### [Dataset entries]
▶
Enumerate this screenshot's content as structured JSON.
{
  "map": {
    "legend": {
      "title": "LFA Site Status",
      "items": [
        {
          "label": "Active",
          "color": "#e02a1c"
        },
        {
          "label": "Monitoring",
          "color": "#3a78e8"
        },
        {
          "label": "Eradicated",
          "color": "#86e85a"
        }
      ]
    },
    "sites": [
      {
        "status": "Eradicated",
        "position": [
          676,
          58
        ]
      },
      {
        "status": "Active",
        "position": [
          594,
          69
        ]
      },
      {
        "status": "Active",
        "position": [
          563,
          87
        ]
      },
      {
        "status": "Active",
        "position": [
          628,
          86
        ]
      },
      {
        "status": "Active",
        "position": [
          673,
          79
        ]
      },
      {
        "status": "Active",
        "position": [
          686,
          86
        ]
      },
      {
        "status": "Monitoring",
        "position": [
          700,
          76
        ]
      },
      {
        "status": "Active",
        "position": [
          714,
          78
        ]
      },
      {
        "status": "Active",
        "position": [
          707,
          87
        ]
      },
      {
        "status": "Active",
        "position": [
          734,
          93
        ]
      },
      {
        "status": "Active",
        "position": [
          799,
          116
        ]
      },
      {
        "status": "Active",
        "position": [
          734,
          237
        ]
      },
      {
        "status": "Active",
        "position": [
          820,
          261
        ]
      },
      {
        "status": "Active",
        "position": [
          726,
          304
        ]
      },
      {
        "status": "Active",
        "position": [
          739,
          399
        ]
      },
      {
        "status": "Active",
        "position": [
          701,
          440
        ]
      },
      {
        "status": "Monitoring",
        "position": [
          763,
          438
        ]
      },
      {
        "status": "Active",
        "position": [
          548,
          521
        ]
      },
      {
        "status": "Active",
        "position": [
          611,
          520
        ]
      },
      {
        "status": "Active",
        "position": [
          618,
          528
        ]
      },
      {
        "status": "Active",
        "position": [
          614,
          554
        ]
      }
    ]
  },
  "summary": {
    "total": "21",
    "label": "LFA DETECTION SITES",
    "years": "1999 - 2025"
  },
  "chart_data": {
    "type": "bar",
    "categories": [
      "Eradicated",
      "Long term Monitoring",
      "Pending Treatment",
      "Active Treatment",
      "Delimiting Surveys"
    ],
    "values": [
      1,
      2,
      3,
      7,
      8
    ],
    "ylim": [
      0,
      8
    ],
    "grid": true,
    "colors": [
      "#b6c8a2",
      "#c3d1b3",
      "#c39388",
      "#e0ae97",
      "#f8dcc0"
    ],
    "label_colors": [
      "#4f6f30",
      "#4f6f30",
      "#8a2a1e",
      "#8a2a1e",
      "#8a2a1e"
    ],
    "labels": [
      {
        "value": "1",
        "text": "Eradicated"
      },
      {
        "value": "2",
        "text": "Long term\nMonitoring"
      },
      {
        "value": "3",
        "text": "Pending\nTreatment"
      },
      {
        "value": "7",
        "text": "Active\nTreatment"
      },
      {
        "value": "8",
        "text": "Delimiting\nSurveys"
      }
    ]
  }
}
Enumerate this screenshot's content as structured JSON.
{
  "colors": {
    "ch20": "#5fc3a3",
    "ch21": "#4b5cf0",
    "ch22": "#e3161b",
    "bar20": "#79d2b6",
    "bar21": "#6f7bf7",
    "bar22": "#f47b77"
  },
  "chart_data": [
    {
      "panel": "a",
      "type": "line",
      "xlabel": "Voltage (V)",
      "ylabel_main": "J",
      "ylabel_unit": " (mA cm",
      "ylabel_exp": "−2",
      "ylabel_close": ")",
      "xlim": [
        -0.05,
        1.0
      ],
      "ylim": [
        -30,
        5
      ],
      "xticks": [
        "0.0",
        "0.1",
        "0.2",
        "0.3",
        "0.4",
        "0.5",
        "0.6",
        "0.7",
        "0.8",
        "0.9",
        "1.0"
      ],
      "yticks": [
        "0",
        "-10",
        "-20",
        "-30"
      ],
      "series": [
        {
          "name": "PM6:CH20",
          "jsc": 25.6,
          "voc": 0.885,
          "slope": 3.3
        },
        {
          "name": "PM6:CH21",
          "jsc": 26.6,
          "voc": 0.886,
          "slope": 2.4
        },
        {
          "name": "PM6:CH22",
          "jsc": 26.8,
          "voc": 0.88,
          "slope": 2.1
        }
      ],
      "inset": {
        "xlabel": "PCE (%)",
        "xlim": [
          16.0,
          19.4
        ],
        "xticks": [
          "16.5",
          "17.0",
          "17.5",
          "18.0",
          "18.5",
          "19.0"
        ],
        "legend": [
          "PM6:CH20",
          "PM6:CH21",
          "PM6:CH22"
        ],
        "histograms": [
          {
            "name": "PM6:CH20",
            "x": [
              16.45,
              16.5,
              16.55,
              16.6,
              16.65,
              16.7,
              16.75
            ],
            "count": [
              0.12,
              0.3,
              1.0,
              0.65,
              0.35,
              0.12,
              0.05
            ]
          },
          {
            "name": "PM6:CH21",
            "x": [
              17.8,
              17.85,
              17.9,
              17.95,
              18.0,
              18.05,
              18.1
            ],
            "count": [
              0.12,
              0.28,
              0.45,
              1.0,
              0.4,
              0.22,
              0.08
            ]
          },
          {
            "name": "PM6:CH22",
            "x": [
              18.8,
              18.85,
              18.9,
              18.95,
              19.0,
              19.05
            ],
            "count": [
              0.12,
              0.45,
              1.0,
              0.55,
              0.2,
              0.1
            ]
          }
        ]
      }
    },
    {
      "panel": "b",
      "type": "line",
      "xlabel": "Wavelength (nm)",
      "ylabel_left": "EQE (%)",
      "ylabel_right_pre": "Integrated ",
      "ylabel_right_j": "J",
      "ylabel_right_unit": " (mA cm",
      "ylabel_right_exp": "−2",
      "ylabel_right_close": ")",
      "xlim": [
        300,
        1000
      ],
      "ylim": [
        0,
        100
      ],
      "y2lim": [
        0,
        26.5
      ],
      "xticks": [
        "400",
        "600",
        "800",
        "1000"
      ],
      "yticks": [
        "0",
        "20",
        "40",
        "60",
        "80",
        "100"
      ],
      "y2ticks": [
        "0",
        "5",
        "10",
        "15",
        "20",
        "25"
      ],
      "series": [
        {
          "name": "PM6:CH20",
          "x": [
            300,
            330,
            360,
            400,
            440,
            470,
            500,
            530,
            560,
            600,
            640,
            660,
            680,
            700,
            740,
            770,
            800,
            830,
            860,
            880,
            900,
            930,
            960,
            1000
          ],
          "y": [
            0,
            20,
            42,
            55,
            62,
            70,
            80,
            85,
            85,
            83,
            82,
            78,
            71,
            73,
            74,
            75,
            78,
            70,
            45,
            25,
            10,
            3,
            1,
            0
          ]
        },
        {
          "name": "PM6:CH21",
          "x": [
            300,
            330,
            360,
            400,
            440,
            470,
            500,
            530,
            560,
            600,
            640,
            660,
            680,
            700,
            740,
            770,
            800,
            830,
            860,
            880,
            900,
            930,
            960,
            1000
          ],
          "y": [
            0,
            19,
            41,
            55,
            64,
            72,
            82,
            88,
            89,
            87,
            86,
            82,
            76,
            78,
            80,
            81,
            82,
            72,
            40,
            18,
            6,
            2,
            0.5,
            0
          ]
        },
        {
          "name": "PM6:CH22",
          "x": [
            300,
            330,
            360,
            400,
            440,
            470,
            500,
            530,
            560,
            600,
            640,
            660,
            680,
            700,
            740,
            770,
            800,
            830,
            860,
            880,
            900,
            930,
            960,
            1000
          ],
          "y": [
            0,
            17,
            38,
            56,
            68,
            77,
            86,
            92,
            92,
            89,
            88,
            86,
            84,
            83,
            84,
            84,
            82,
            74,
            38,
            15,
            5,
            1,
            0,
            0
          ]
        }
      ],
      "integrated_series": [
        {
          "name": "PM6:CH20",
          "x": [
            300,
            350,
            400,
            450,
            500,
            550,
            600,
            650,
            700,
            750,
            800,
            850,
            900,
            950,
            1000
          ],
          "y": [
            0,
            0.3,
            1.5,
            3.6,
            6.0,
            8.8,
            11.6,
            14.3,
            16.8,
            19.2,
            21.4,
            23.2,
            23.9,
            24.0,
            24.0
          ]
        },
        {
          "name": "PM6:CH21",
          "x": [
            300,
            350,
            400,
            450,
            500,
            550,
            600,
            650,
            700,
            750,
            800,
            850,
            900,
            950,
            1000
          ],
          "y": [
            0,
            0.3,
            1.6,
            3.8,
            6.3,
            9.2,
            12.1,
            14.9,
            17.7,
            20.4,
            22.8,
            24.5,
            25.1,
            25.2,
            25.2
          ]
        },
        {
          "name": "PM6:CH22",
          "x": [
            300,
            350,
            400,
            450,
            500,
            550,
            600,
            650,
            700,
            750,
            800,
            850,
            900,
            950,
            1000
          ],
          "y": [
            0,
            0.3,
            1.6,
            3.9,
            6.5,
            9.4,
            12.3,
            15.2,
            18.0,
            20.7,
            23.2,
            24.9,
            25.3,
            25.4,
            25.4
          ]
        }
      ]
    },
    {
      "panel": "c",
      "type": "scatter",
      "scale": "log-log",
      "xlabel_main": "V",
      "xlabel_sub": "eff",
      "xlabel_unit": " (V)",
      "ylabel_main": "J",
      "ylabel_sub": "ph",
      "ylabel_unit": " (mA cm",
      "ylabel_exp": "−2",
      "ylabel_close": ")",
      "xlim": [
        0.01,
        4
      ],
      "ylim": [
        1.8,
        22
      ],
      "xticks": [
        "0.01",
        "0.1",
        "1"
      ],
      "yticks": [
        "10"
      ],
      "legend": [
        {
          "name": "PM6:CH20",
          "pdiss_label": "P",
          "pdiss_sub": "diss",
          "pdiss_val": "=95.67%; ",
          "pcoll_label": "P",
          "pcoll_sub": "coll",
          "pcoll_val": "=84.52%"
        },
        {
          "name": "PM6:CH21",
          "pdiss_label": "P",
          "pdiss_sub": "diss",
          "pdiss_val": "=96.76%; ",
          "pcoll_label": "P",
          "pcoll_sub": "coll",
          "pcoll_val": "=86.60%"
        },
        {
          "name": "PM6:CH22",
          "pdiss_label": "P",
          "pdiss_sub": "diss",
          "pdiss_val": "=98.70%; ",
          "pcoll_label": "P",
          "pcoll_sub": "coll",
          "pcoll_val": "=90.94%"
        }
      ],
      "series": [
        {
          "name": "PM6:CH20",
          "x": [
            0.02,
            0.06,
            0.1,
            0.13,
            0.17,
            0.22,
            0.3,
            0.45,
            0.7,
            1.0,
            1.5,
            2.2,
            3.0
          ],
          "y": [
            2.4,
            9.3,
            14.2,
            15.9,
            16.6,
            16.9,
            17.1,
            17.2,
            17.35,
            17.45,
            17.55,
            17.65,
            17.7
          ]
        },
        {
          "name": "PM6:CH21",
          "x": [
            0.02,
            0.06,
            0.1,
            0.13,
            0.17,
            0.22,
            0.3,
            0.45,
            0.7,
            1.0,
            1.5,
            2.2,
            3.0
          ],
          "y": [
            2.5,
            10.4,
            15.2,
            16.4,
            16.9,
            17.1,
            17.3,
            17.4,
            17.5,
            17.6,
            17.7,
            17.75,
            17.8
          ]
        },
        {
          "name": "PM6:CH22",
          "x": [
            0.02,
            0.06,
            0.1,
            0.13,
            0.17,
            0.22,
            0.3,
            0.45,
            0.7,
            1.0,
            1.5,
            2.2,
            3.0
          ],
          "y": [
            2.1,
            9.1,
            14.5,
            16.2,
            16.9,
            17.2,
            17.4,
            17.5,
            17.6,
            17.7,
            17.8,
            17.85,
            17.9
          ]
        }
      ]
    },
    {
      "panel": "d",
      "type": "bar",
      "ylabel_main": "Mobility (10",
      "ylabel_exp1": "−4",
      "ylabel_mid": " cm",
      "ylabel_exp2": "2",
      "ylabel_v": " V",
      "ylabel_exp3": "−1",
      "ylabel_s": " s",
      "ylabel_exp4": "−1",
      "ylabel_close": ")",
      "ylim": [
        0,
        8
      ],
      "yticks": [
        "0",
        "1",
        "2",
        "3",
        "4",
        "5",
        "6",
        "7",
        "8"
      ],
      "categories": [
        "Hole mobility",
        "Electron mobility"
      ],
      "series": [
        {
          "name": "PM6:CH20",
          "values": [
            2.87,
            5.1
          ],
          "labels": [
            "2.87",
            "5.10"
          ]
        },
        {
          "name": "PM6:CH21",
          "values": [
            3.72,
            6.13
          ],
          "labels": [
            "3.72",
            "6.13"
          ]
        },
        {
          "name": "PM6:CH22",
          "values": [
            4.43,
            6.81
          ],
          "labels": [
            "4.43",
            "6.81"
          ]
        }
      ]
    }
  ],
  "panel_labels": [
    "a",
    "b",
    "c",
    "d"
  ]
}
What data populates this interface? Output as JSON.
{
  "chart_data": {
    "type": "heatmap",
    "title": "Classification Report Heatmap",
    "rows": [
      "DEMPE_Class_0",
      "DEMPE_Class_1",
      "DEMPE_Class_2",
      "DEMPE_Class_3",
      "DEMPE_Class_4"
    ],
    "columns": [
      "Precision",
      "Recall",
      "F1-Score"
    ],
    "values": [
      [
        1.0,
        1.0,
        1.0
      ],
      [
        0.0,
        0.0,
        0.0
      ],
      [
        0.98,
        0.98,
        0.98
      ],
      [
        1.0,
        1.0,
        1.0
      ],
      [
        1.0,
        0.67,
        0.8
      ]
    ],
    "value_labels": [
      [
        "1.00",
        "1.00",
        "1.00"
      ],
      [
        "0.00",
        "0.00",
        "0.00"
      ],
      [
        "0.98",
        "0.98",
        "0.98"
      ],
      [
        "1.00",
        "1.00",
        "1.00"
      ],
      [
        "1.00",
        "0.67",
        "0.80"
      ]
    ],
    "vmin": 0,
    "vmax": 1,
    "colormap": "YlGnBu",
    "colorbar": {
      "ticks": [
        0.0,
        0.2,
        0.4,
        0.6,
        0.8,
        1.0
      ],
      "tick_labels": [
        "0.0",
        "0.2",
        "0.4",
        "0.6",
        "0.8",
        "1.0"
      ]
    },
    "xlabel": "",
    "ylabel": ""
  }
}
◀
### [Short problem]
Locate the line with "What data populates" in the entries above; extract it and every line after it, verbatim.

### [The response]
What data populates this interface? Output as JSON.
{
  "chart_data": {
    "type": "heatmap",
    "title": "Classification Report Heatmap",
    "rows": [
      "DEMPE_Class_0",
      "DEMPE_Class_1",
      "DEMPE_Class_2",
      "DEMPE_Class_3",
      "DEMPE_Class_4"
    ],
    "columns": [
      "Precision",
      "Recall",
      "F1-Score"
    ],
    "values": [
      [
        1.0,
        1.0,
        1.0
      ],
      [
        0.0,
        0.0,
        0.0
      ],
      [
        0.98,
        0.98,
        0.98
      ],
      [
        1.0,
        1.0,
        1.0
      ],
      [
        1.0,
        0.67,
        0.8
      ]
    ],
    "value_labels": [
      [
        "1.00",
        "1.00",
        "1.00"
      ],
      [
        "0.00",
        "0.00",
        "0.00"
      ],
      [
        "0.98",
        "0.98",
        "0.98"
      ],
      [
        "1.00",
        "1.00",
        "1.00"
      ],
      [
        "1.00",
        "0.67",
        "0.80"
      ]
    ],
    "vmin": 0,
    "vmax": 1,
    "colormap": "YlGnBu",
    "colorbar": {
      "ticks": [
        0.0,
        0.2,
        0.4,
        0.6,
        0.8,
        1.0
      ],
      "tick_labels": [
        "0.0",
        "0.2",
        "0.4",
        "0.6",
        "0.8",
        "1.0"
      ]
    },
    "xlabel": "",
    "ylabel": ""
  }
}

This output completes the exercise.